## Objective
Count the lines below that contain the word "Scan" and give only that number.

## Information shown
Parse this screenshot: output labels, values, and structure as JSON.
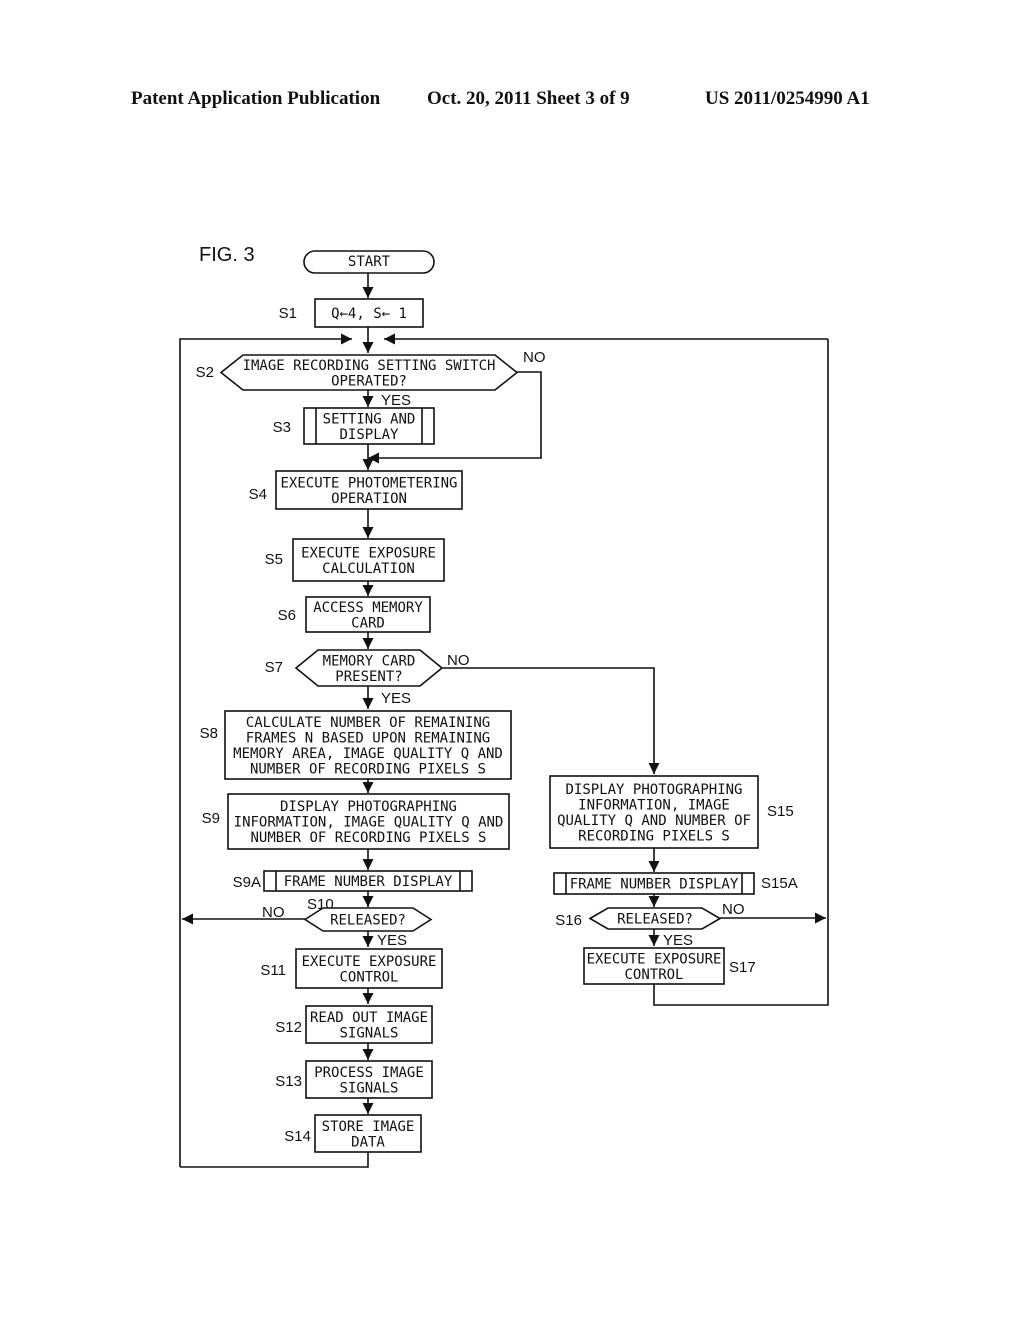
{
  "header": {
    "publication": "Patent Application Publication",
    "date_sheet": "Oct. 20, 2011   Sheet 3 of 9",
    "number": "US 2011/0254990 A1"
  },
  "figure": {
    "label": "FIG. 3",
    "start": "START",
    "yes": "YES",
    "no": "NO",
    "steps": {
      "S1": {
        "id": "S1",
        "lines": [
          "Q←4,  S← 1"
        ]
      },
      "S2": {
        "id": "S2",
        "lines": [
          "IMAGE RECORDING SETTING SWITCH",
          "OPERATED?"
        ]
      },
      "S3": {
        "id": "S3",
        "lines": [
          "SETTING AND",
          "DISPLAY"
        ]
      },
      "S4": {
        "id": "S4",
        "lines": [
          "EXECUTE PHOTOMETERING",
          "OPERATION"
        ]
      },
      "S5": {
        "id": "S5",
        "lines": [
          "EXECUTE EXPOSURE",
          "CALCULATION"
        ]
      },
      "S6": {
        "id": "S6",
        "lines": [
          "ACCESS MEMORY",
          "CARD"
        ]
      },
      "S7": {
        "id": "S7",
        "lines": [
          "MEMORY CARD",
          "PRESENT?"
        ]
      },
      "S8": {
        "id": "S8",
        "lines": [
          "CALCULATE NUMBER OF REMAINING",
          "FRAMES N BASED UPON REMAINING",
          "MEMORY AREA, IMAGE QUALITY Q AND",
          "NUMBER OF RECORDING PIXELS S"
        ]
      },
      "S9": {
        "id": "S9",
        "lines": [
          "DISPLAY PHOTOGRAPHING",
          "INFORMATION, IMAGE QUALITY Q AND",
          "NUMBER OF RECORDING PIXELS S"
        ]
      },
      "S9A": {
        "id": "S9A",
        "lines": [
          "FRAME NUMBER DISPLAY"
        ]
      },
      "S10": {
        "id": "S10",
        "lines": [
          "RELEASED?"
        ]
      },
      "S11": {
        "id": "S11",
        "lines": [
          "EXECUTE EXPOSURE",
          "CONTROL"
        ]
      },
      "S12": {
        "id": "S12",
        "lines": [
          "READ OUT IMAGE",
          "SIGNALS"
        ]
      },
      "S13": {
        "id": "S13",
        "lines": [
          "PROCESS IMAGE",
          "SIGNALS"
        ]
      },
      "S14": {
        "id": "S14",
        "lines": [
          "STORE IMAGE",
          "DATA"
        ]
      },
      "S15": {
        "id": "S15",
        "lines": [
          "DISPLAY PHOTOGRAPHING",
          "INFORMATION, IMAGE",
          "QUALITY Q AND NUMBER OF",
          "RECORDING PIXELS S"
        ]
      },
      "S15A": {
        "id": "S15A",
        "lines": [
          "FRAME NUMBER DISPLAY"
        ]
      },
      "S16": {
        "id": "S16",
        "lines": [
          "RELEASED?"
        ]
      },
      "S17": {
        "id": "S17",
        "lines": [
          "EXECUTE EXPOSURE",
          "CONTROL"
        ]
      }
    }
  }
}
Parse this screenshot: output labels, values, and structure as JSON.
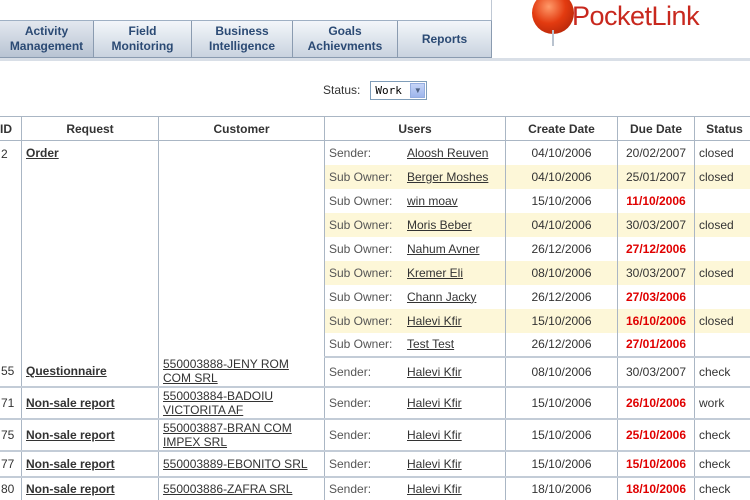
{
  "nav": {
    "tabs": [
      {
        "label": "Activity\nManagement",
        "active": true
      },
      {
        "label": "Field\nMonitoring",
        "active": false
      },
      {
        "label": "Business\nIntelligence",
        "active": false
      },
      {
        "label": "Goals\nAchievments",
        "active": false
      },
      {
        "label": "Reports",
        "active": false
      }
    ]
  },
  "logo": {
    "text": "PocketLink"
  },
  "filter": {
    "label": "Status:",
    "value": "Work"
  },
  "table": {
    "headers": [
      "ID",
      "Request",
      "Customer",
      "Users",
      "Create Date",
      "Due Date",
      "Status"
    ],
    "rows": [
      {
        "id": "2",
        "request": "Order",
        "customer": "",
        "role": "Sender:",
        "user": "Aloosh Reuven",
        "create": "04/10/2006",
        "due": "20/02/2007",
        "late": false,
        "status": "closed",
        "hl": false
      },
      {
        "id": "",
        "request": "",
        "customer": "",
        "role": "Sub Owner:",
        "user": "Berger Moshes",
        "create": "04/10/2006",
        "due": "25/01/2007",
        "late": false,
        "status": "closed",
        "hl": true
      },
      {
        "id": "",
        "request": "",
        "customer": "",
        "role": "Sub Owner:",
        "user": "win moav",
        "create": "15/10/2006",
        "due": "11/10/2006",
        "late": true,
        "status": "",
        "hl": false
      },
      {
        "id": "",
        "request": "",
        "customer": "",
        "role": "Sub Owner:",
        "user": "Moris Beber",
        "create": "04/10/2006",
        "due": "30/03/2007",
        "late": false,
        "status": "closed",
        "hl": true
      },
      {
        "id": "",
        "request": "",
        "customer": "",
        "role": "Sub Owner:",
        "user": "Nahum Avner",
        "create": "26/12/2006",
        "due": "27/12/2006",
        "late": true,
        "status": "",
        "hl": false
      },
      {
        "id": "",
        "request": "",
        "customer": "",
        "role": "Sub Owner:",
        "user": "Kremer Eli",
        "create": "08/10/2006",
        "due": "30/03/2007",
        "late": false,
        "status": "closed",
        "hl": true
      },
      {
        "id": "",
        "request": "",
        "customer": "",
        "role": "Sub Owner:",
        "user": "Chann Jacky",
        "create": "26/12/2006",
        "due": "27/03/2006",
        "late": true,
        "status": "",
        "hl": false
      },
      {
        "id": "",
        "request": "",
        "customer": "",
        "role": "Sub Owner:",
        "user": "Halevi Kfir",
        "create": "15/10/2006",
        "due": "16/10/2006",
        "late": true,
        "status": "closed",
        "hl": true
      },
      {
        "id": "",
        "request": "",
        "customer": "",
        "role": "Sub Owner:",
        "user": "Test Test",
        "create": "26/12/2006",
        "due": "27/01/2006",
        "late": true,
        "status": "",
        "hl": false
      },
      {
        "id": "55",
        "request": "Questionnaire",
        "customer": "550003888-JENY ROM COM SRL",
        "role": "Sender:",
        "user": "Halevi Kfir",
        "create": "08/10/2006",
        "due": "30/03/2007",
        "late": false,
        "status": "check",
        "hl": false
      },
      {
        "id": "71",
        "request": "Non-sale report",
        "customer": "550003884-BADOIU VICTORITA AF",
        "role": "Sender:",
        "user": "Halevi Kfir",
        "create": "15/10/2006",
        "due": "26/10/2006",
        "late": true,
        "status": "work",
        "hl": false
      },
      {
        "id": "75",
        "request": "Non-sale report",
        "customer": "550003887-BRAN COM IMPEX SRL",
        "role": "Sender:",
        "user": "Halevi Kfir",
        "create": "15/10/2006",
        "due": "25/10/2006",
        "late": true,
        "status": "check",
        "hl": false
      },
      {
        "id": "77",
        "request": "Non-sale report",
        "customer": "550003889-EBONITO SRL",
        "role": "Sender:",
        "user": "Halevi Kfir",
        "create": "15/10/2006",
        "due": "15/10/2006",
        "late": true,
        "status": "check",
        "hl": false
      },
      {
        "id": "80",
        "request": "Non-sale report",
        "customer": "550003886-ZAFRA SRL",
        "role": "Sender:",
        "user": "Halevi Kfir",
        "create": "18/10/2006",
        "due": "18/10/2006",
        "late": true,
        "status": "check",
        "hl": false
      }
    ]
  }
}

* * *

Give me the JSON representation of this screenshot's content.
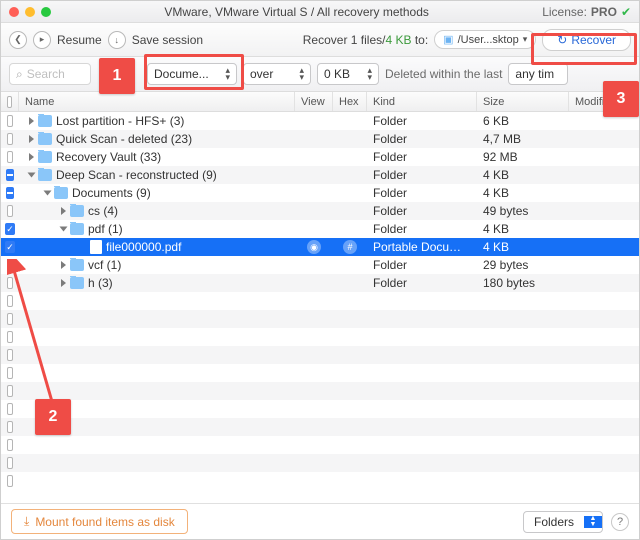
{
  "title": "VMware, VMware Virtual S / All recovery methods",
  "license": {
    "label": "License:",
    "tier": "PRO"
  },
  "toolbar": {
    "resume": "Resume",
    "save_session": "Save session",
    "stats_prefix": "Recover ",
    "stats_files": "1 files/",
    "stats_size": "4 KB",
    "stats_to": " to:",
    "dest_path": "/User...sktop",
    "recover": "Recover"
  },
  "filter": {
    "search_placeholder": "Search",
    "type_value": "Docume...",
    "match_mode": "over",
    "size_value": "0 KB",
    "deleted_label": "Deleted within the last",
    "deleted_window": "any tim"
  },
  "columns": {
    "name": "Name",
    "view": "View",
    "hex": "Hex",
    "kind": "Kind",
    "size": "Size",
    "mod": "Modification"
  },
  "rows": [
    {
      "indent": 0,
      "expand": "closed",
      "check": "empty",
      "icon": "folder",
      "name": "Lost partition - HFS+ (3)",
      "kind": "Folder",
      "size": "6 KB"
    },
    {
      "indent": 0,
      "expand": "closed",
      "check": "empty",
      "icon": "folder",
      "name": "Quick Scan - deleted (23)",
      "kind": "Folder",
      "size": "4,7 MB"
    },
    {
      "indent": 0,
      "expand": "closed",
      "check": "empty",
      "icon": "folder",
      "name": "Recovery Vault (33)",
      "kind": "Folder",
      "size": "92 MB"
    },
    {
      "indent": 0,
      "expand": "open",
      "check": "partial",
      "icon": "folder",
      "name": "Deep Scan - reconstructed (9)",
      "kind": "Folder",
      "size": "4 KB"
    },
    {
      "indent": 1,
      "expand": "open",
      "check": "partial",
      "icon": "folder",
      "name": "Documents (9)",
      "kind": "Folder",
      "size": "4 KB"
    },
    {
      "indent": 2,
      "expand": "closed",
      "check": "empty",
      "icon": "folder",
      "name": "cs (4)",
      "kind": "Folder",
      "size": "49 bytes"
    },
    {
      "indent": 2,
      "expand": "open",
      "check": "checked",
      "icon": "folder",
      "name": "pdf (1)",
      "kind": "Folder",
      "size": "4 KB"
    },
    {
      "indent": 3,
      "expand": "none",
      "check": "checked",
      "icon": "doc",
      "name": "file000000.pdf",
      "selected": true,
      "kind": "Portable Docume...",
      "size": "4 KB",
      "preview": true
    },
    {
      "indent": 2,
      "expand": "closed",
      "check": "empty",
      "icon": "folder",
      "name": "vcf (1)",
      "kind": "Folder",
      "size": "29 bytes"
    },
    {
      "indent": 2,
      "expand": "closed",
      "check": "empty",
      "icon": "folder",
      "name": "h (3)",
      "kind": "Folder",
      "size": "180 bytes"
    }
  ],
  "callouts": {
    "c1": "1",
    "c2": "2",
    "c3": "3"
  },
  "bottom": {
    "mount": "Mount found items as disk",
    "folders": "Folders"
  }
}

## Final result
2